======== Material for the task ========

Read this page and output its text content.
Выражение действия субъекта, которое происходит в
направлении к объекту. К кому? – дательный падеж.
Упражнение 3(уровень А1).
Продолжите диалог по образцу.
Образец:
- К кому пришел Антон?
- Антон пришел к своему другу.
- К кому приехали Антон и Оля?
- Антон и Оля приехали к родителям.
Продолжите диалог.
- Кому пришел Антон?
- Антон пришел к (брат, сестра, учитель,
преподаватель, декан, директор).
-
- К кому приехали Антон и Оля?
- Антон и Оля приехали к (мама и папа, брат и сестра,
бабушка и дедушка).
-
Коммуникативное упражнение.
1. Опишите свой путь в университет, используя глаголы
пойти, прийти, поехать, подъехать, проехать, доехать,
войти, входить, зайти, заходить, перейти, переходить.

========

Problem
Copy out the material word for word and line for line.

Result of the task
Read this page and output its text content.
Выражение действия субъекта, которое происходит в
направлении к объекту. К кому? – дательный падеж.
Упражнение 3(уровень А1).
Продолжите диалог по образцу.
Образец:
- К кому пришел Антон?
- Антон пришел к своему другу.
- К кому приехали Антон и Оля?
- Антон и Оля приехали к родителям.
Продолжите диалог.
- Кому пришел Антон?
- Антон пришел к (брат, сестра, учитель,
преподаватель, декан, директор).
-
- К кому приехали Антон и Оля?
- Антон и Оля приехали к (мама и папа, брат и сестра,
бабушка и дедушка).
-
Коммуникативное упражнение.
1. Опишите свой путь в университет, используя глаголы
пойти, прийти, поехать, подъехать, проехать, доехать,
войти, входить, зайти, заходить, перейти, переходить.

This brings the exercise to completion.